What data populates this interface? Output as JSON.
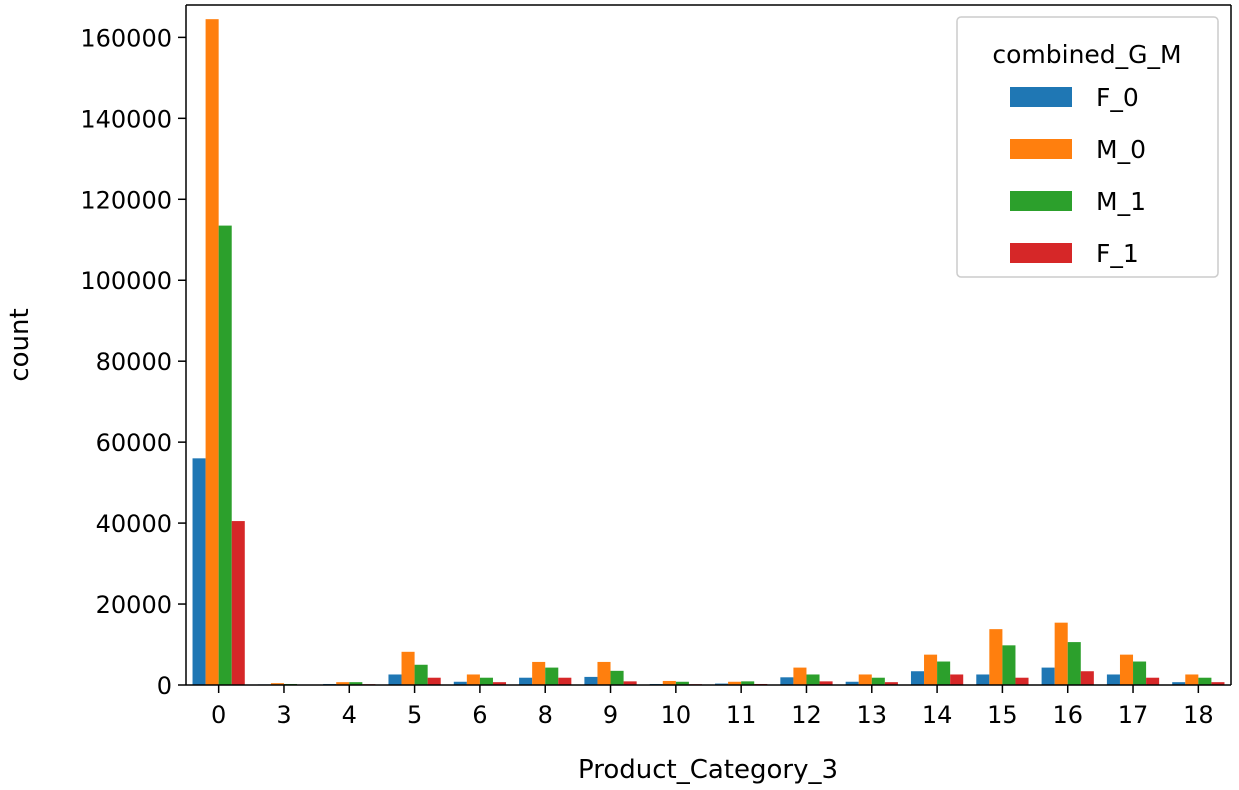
{
  "chart_data": {
    "type": "bar",
    "xlabel": "Product_Category_3",
    "ylabel": "count",
    "ylim": [
      0,
      168000
    ],
    "yticks": [
      0,
      20000,
      40000,
      60000,
      80000,
      100000,
      120000,
      140000,
      160000
    ],
    "categories": [
      "0",
      "3",
      "4",
      "5",
      "6",
      "8",
      "9",
      "10",
      "11",
      "12",
      "13",
      "14",
      "15",
      "16",
      "17",
      "18"
    ],
    "legend": {
      "title": "combined_G_M",
      "placement": "top-right"
    },
    "grid": false,
    "series": [
      {
        "name": "F_0",
        "color": "#1f77b4",
        "values": [
          56000,
          150,
          250,
          2600,
          800,
          1800,
          2000,
          250,
          350,
          1900,
          800,
          3400,
          2600,
          4300,
          2600,
          700
        ]
      },
      {
        "name": "M_0",
        "color": "#ff7f0e",
        "values": [
          164500,
          450,
          700,
          8200,
          2600,
          5700,
          5700,
          1000,
          800,
          4300,
          2600,
          7500,
          13800,
          15400,
          7500,
          2600
        ]
      },
      {
        "name": "M_1",
        "color": "#2ca02c",
        "values": [
          113500,
          250,
          700,
          5000,
          1800,
          4300,
          3500,
          800,
          900,
          2600,
          1800,
          5800,
          9800,
          10600,
          5800,
          1800
        ]
      },
      {
        "name": "F_1",
        "color": "#d62728",
        "values": [
          40500,
          100,
          200,
          1800,
          700,
          1800,
          900,
          200,
          250,
          900,
          700,
          2600,
          1800,
          3400,
          1800,
          700
        ]
      }
    ]
  }
}
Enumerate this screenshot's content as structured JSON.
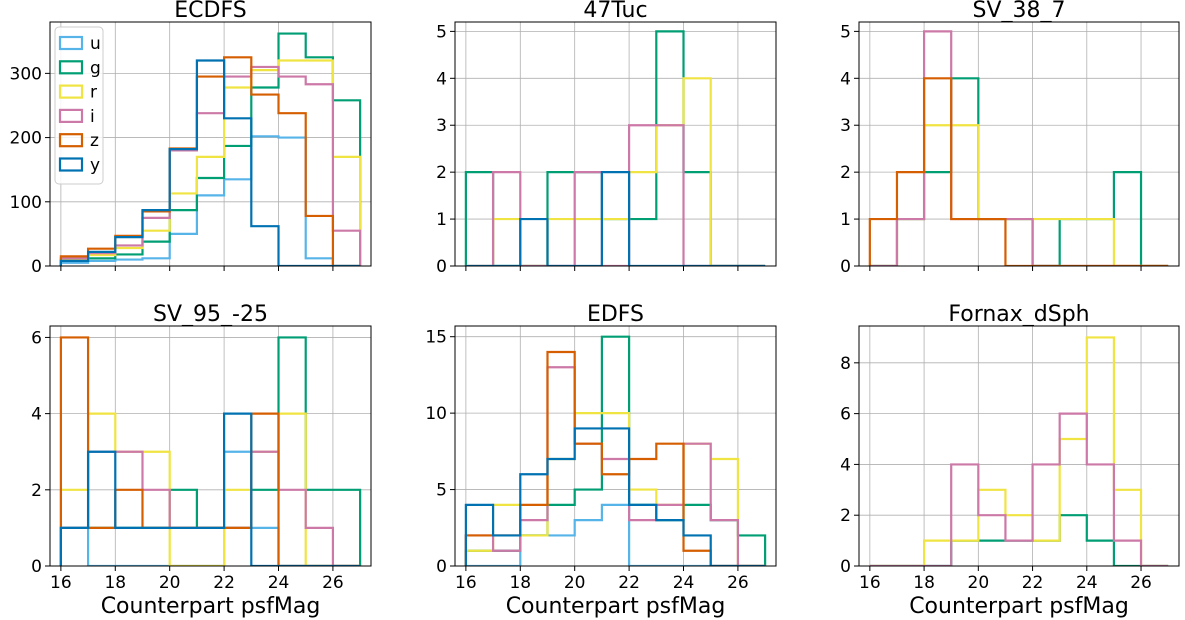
{
  "figure": {
    "xlabel": "Counterpart psfMag"
  },
  "colors": {
    "u": "#56b4e9",
    "g": "#009e73",
    "r": "#f0e442",
    "i": "#cc79a7",
    "z": "#d55e00",
    "y": "#0072b2"
  },
  "legend": [
    "u",
    "g",
    "r",
    "i",
    "z",
    "y"
  ],
  "chart_data": [
    {
      "type": "histogram",
      "title": "ECDFS",
      "bin_edges": [
        16,
        17,
        18,
        19,
        20,
        21,
        22,
        23,
        24,
        25,
        26,
        27
      ],
      "xlim": [
        15.6,
        27.4
      ],
      "ylim": [
        0,
        380
      ],
      "xticks": [
        16,
        18,
        20,
        22,
        24,
        26
      ],
      "yticks": [
        0,
        100,
        200,
        300
      ],
      "show_xticklabels": false,
      "xlabel": "",
      "legend": true,
      "series": [
        {
          "name": "u",
          "values": [
            5,
            8,
            10,
            12,
            50,
            110,
            135,
            202,
            200,
            12,
            0
          ]
        },
        {
          "name": "g",
          "values": [
            8,
            12,
            18,
            38,
            87,
            137,
            187,
            278,
            362,
            325,
            258
          ]
        },
        {
          "name": "r",
          "values": [
            10,
            17,
            28,
            55,
            113,
            170,
            278,
            305,
            320,
            320,
            170
          ]
        },
        {
          "name": "i",
          "values": [
            12,
            20,
            32,
            75,
            180,
            238,
            295,
            310,
            295,
            283,
            55
          ]
        },
        {
          "name": "z",
          "values": [
            15,
            27,
            47,
            85,
            183,
            295,
            325,
            267,
            238,
            78,
            0
          ]
        },
        {
          "name": "y",
          "values": [
            8,
            22,
            45,
            87,
            182,
            320,
            230,
            62,
            0,
            0,
            0
          ]
        }
      ]
    },
    {
      "type": "histogram",
      "title": "47Tuc",
      "bin_edges": [
        16,
        17,
        18,
        19,
        20,
        21,
        22,
        23,
        24,
        25,
        26,
        27
      ],
      "xlim": [
        15.6,
        27.4
      ],
      "ylim": [
        0,
        5.2
      ],
      "xticks": [
        16,
        18,
        20,
        22,
        24,
        26
      ],
      "yticks": [
        0,
        1,
        2,
        3,
        4,
        5
      ],
      "show_xticklabels": false,
      "xlabel": "",
      "series": [
        {
          "name": "g",
          "values": [
            2,
            0,
            0,
            2,
            2,
            1,
            1,
            5,
            2,
            0,
            0
          ]
        },
        {
          "name": "r",
          "values": [
            0,
            1,
            0,
            1,
            1,
            1,
            2,
            3,
            4,
            0,
            0
          ]
        },
        {
          "name": "i",
          "values": [
            0,
            2,
            0,
            0,
            2,
            0,
            3,
            3,
            0,
            0,
            0
          ]
        },
        {
          "name": "y",
          "values": [
            0,
            0,
            1,
            0,
            0,
            2,
            0,
            0,
            0,
            0,
            0
          ]
        }
      ]
    },
    {
      "type": "histogram",
      "title": "SV_38_7",
      "bin_edges": [
        16,
        17,
        18,
        19,
        20,
        21,
        22,
        23,
        24,
        25,
        26,
        27
      ],
      "xlim": [
        15.6,
        27.4
      ],
      "ylim": [
        0,
        5.2
      ],
      "xticks": [
        16,
        18,
        20,
        22,
        24,
        26
      ],
      "yticks": [
        0,
        1,
        2,
        3,
        4,
        5
      ],
      "show_xticklabels": false,
      "xlabel": "",
      "series": [
        {
          "name": "g",
          "values": [
            0,
            1,
            2,
            4,
            1,
            1,
            0,
            1,
            1,
            2,
            0
          ]
        },
        {
          "name": "r",
          "values": [
            0,
            1,
            3,
            3,
            1,
            1,
            1,
            1,
            1,
            0,
            0
          ]
        },
        {
          "name": "i",
          "values": [
            0,
            1,
            5,
            1,
            1,
            1,
            0,
            0,
            0,
            0,
            0
          ]
        },
        {
          "name": "z",
          "values": [
            1,
            2,
            4,
            1,
            1,
            0,
            0,
            0,
            0,
            0,
            0
          ]
        }
      ]
    },
    {
      "type": "histogram",
      "title": "SV_95_-25",
      "bin_edges": [
        16,
        17,
        18,
        19,
        20,
        21,
        22,
        23,
        24,
        25,
        26,
        27
      ],
      "xlim": [
        15.6,
        27.4
      ],
      "ylim": [
        0,
        6.3
      ],
      "xticks": [
        16,
        18,
        20,
        22,
        24,
        26
      ],
      "yticks": [
        0,
        2,
        4,
        6
      ],
      "show_xticklabels": true,
      "xlabel": "Counterpart psfMag",
      "series": [
        {
          "name": "u",
          "values": [
            1,
            0,
            0,
            0,
            0,
            0,
            3,
            1,
            0,
            0,
            0
          ]
        },
        {
          "name": "g",
          "values": [
            1,
            1,
            1,
            1,
            2,
            1,
            1,
            2,
            6,
            2,
            2
          ]
        },
        {
          "name": "r",
          "values": [
            2,
            4,
            3,
            3,
            0,
            0,
            2,
            3,
            4,
            0,
            0
          ]
        },
        {
          "name": "i",
          "values": [
            1,
            3,
            3,
            2,
            1,
            1,
            1,
            3,
            2,
            1,
            0
          ]
        },
        {
          "name": "z",
          "values": [
            6,
            1,
            2,
            1,
            1,
            1,
            1,
            4,
            0,
            0,
            0
          ]
        },
        {
          "name": "y",
          "values": [
            1,
            3,
            1,
            1,
            1,
            1,
            4,
            0,
            0,
            0,
            0
          ]
        }
      ]
    },
    {
      "type": "histogram",
      "title": "EDFS",
      "bin_edges": [
        16,
        17,
        18,
        19,
        20,
        21,
        22,
        23,
        24,
        25,
        26,
        27
      ],
      "xlim": [
        15.6,
        27.4
      ],
      "ylim": [
        0,
        15.7
      ],
      "xticks": [
        16,
        18,
        20,
        22,
        24,
        26
      ],
      "yticks": [
        0,
        5,
        10,
        15
      ],
      "show_xticklabels": true,
      "xlabel": "Counterpart psfMag",
      "series": [
        {
          "name": "u",
          "values": [
            0,
            0,
            2,
            2,
            3,
            4,
            0,
            0,
            0,
            0,
            0
          ]
        },
        {
          "name": "g",
          "values": [
            1,
            1,
            2,
            4,
            5,
            15,
            4,
            3,
            4,
            3,
            2
          ]
        },
        {
          "name": "r",
          "values": [
            1,
            4,
            2,
            7,
            10,
            10,
            5,
            4,
            8,
            7,
            0
          ]
        },
        {
          "name": "i",
          "values": [
            2,
            1,
            3,
            13,
            8,
            7,
            3,
            4,
            8,
            3,
            0
          ]
        },
        {
          "name": "z",
          "values": [
            2,
            2,
            4,
            14,
            8,
            6,
            7,
            8,
            1,
            0,
            0
          ]
        },
        {
          "name": "y",
          "values": [
            4,
            2,
            6,
            7,
            9,
            9,
            4,
            3,
            2,
            0,
            0
          ]
        }
      ]
    },
    {
      "type": "histogram",
      "title": "Fornax_dSph",
      "bin_edges": [
        16,
        17,
        18,
        19,
        20,
        21,
        22,
        23,
        24,
        25,
        26,
        27
      ],
      "xlim": [
        15.6,
        27.4
      ],
      "ylim": [
        0,
        9.45
      ],
      "xticks": [
        16,
        18,
        20,
        22,
        24,
        26
      ],
      "yticks": [
        0,
        2,
        4,
        6,
        8
      ],
      "show_xticklabels": true,
      "xlabel": "Counterpart psfMag",
      "series": [
        {
          "name": "g",
          "values": [
            0,
            0,
            0,
            1,
            1,
            1,
            1,
            2,
            1,
            0,
            0
          ]
        },
        {
          "name": "r",
          "values": [
            0,
            0,
            1,
            1,
            3,
            2,
            1,
            5,
            9,
            3,
            0
          ]
        },
        {
          "name": "i",
          "values": [
            0,
            0,
            0,
            4,
            2,
            1,
            4,
            6,
            4,
            1,
            0
          ]
        }
      ]
    }
  ]
}
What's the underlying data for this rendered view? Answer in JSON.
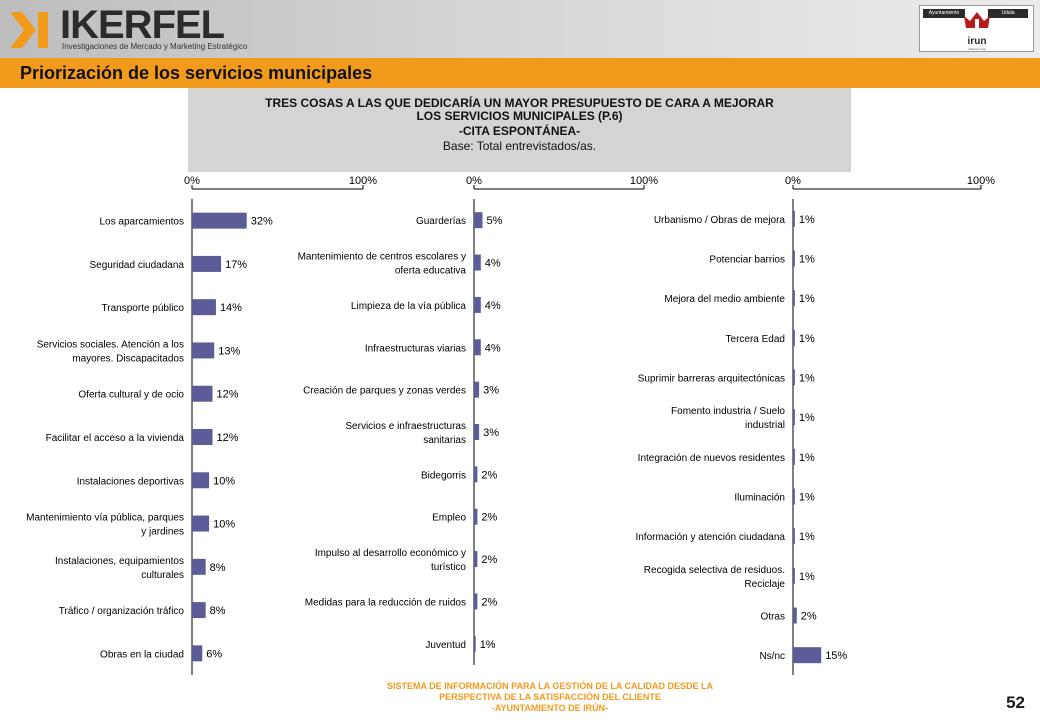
{
  "header": {
    "logo_text": "IKERFEL",
    "logo_subtitle": "Investigaciones de Mercado y Marketing Estratégico",
    "seal_left": "Ayuntamiento",
    "seal_right": "Udala",
    "seal_name": "irun",
    "seal_url": "www.irun.org"
  },
  "page_title": "Priorización de los servicios municipales",
  "title_box": {
    "line1": "TRES COSAS A LAS QUE DEDICARÍA UN MAYOR PRESUPUESTO DE CARA A MEJORAR",
    "line2": "LOS SERVICIOS MUNICIPALES (P.6)",
    "line3": "-CITA ESPONTÁNEA-",
    "line4": "Base: Total entrevistados/as."
  },
  "colors": {
    "bar": "#5c5c99",
    "orange": "#f29a1c",
    "title_box": "#d4d4d4"
  },
  "chart_data": [
    {
      "type": "bar",
      "orientation": "horizontal",
      "xlim": [
        0,
        100
      ],
      "tick_labels": [
        "0%",
        "100%"
      ],
      "categories": [
        "Los aparcamientos",
        "Seguridad ciudadana",
        "Transporte público",
        "Servicios sociales. Atención a los mayores. Discapacitados",
        "Oferta cultural y de ocio",
        "Facilitar el acceso a la vivienda",
        "Instalaciones deportivas",
        "Mantenimiento vía pública, parques y jardines",
        "Instalaciones, equipamientos culturales",
        "Tráfico / organización tráfico",
        "Obras en la ciudad"
      ],
      "values": [
        32,
        17,
        14,
        13,
        12,
        12,
        10,
        10,
        8,
        8,
        6
      ]
    },
    {
      "type": "bar",
      "orientation": "horizontal",
      "xlim": [
        0,
        100
      ],
      "tick_labels": [
        "0%",
        "100%"
      ],
      "categories": [
        "Guarderías",
        "Mantenimiento de centros escolares y oferta educativa",
        "Limpieza de la vía pública",
        "Infraestructuras viarias",
        "Creación de parques y zonas verdes",
        "Servicios e infraestructuras sanitarias",
        "Bidegorris",
        "Empleo",
        "Impulso al desarrollo económico y turístico",
        "Medidas para la reducción de ruidos",
        "Juventud"
      ],
      "values": [
        5,
        4,
        4,
        4,
        3,
        3,
        2,
        2,
        2,
        2,
        1
      ]
    },
    {
      "type": "bar",
      "orientation": "horizontal",
      "xlim": [
        0,
        100
      ],
      "tick_labels": [
        "0%",
        "100%"
      ],
      "categories": [
        "Urbanismo / Obras de mejora",
        "Potenciar barrios",
        "Mejora del medio ambiente",
        "Tercera Edad",
        "Suprimir barreras arquitectónicas",
        "Fomento industria / Suelo industrial",
        "Integración de nuevos residentes",
        "Iluminación",
        "Información y atención ciudadana",
        "Recogida selectiva de residuos. Reciclaje",
        "Otras",
        "Ns/nc"
      ],
      "values": [
        1,
        1,
        1,
        1,
        1,
        1,
        1,
        1,
        1,
        1,
        2,
        15
      ]
    }
  ],
  "footer": {
    "line1": "SISTEMA DE INFORMACIÓN PARA LA GESTIÓN DE LA CALIDAD DESDE LA",
    "line2": "PERSPECTIVA DE LA SATISFACCIÓN DEL CLIENTE",
    "line3": "-AYUNTAMIENTO DE IRÚN-"
  },
  "page_number": "52"
}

______

-- TO DO --
From the data above, show each line that contains "Mantenimiento".

-- EXERCISE RESPONSE --
        "Mantenimiento vía pública, parques y jardines",
        "Mantenimiento de centros escolares y oferta educativa",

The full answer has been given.